**WRITTEN TASK**. Copy out every line exactly, passing over the pictures.

**STORED DATA**.
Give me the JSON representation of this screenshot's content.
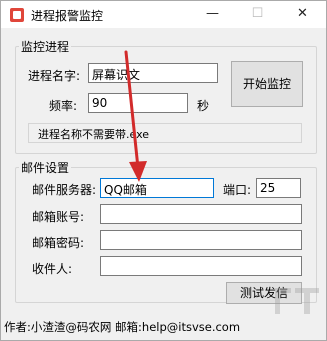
{
  "window": {
    "title": "进程报警监控",
    "minimize_glyph": "—",
    "maximize_glyph": "☐",
    "close_glyph": "✕"
  },
  "monitor_group": {
    "title": "监控进程",
    "process_name_label": "进程名字:",
    "process_name_value": "屏幕识文",
    "frequency_label": "频率:",
    "frequency_value": "90",
    "frequency_unit": "秒",
    "start_button": "开始监控",
    "hint": "进程名称不需要带.exe"
  },
  "mail_group": {
    "title": "邮件设置",
    "server_label": "邮件服务器:",
    "server_value": "QQ邮箱",
    "port_label": "端口:",
    "port_value": "25",
    "account_label": "邮箱账号:",
    "account_value": "",
    "password_label": "邮箱密码:",
    "password_value": "",
    "recipient_label": "收件人:",
    "recipient_value": "",
    "test_button": "测试发信"
  },
  "footer": {
    "text": "作者:小渣渣@码农网  邮箱:help@itsvse.com"
  },
  "colors": {
    "arrow": "#d22b2b",
    "focus_border": "#0078d7"
  }
}
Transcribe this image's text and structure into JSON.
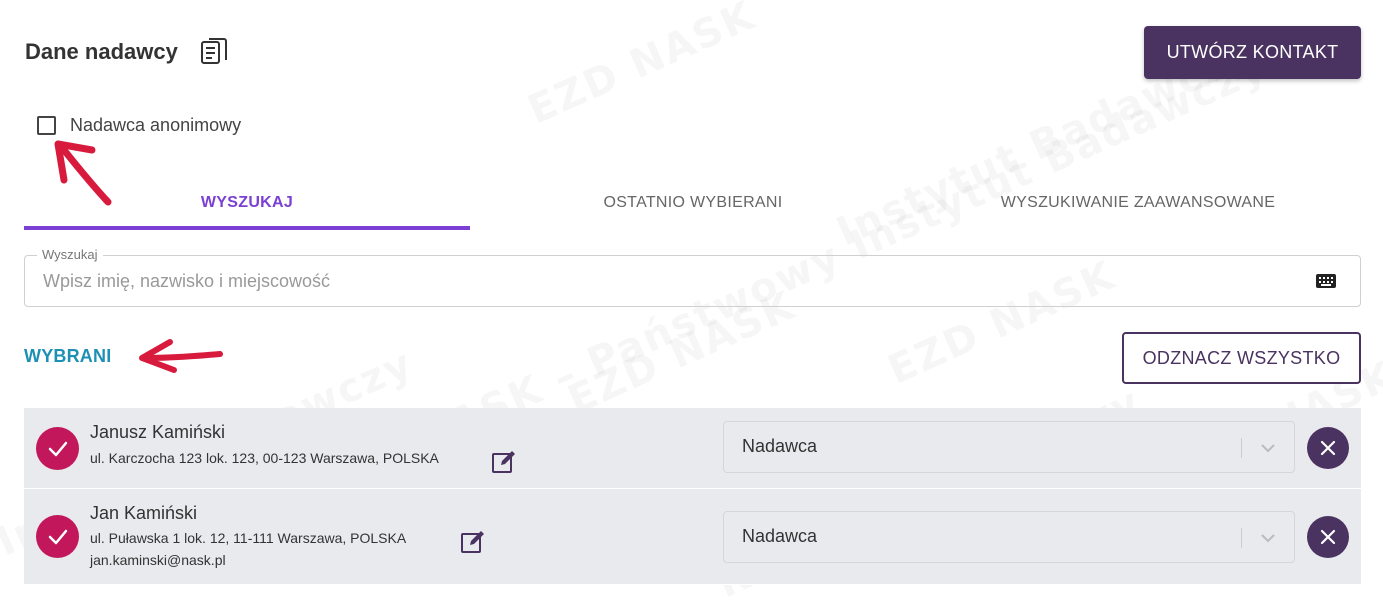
{
  "header": {
    "title": "Dane nadawcy",
    "title_icon": "document-copy-icon",
    "create_button_label": "UTWÓRZ KONTAKT"
  },
  "anonymous": {
    "label": "Nadawca anonimowy",
    "checked": false
  },
  "tabs": [
    {
      "label": "WYSZUKAJ",
      "active": true
    },
    {
      "label": "OSTATNIO WYBIERANI",
      "active": false
    },
    {
      "label": "WYSZUKIWANIE ZAAWANSOWANE",
      "active": false
    }
  ],
  "search": {
    "legend": "Wyszukaj",
    "placeholder": "Wpisz imię, nazwisko i miejscowość",
    "value": "",
    "icon": "keyboard-icon"
  },
  "selected": {
    "title": "WYBRANI",
    "deselect_all_label": "ODZNACZ WSZYSTKO",
    "items": [
      {
        "name": "Janusz Kamiński",
        "address": "ul. Karczocha 123 lok. 123, 00-123 Warszawa, POLSKA",
        "email": "",
        "role": "Nadawca",
        "checked": true
      },
      {
        "name": "Jan Kamiński",
        "address": "ul. Puławska 1 lok. 12, 11-111 Warszawa, POLSKA",
        "email": "jan.kaminski@nask.pl",
        "role": "Nadawca",
        "checked": true
      }
    ]
  },
  "colors": {
    "primary": "#4a3360",
    "tab_active": "#7b3fd4",
    "selected_title": "#1e90b5",
    "check": "#c2185b",
    "annotation_arrow": "#d81b3c"
  }
}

**COMPLETE ANSWER**.
Give me the JSON representation of this screenshot's content.
{
  "window": {
    "title": "进程报警监控",
    "minimize_glyph": "—",
    "maximize_glyph": "☐",
    "close_glyph": "✕"
  },
  "monitor_group": {
    "title": "监控进程",
    "process_name_label": "进程名字:",
    "process_name_value": "屏幕识文",
    "frequency_label": "频率:",
    "frequency_value": "90",
    "frequency_unit": "秒",
    "start_button": "开始监控",
    "hint": "进程名称不需要带.exe"
  },
  "mail_group": {
    "title": "邮件设置",
    "server_label": "邮件服务器:",
    "server_value": "QQ邮箱",
    "port_label": "端口:",
    "port_value": "25",
    "account_label": "邮箱账号:",
    "account_value": "",
    "password_label": "邮箱密码:",
    "password_value": "",
    "recipient_label": "收件人:",
    "recipient_value": "",
    "test_button": "测试发信"
  },
  "footer": {
    "text": "作者:小渣渣@码农网  邮箱:help@itsvse.com"
  },
  "colors": {
    "arrow": "#d22b2b",
    "focus_border": "#0078d7"
  }
}
Transcribe this image's text and structure into JSON.
{
  "header": {
    "title": "Dane nadawcy",
    "title_icon": "document-copy-icon",
    "create_button_label": "UTWÓRZ KONTAKT"
  },
  "anonymous": {
    "label": "Nadawca anonimowy",
    "checked": false
  },
  "tabs": [
    {
      "label": "WYSZUKAJ",
      "active": true
    },
    {
      "label": "OSTATNIO WYBIERANI",
      "active": false
    },
    {
      "label": "WYSZUKIWANIE ZAAWANSOWANE",
      "active": false
    }
  ],
  "search": {
    "legend": "Wyszukaj",
    "placeholder": "Wpisz imię, nazwisko i miejscowość",
    "value": "",
    "icon": "keyboard-icon"
  },
  "selected": {
    "title": "WYBRANI",
    "deselect_all_label": "ODZNACZ WSZYSTKO",
    "items": [
      {
        "name": "Janusz Kamiński",
        "address": "ul. Karczocha 123 lok. 123, 00-123 Warszawa, POLSKA",
        "email": "",
        "role": "Nadawca",
        "checked": true
      },
      {
        "name": "Jan Kamiński",
        "address": "ul. Puławska 1 lok. 12, 11-111 Warszawa, POLSKA",
        "email": "jan.kaminski@nask.pl",
        "role": "Nadawca",
        "checked": true
      }
    ]
  },
  "colors": {
    "primary": "#4a3360",
    "tab_active": "#7b3fd4",
    "selected_title": "#1e90b5",
    "check": "#c2185b",
    "annotation_arrow": "#d81b3c"
  }
}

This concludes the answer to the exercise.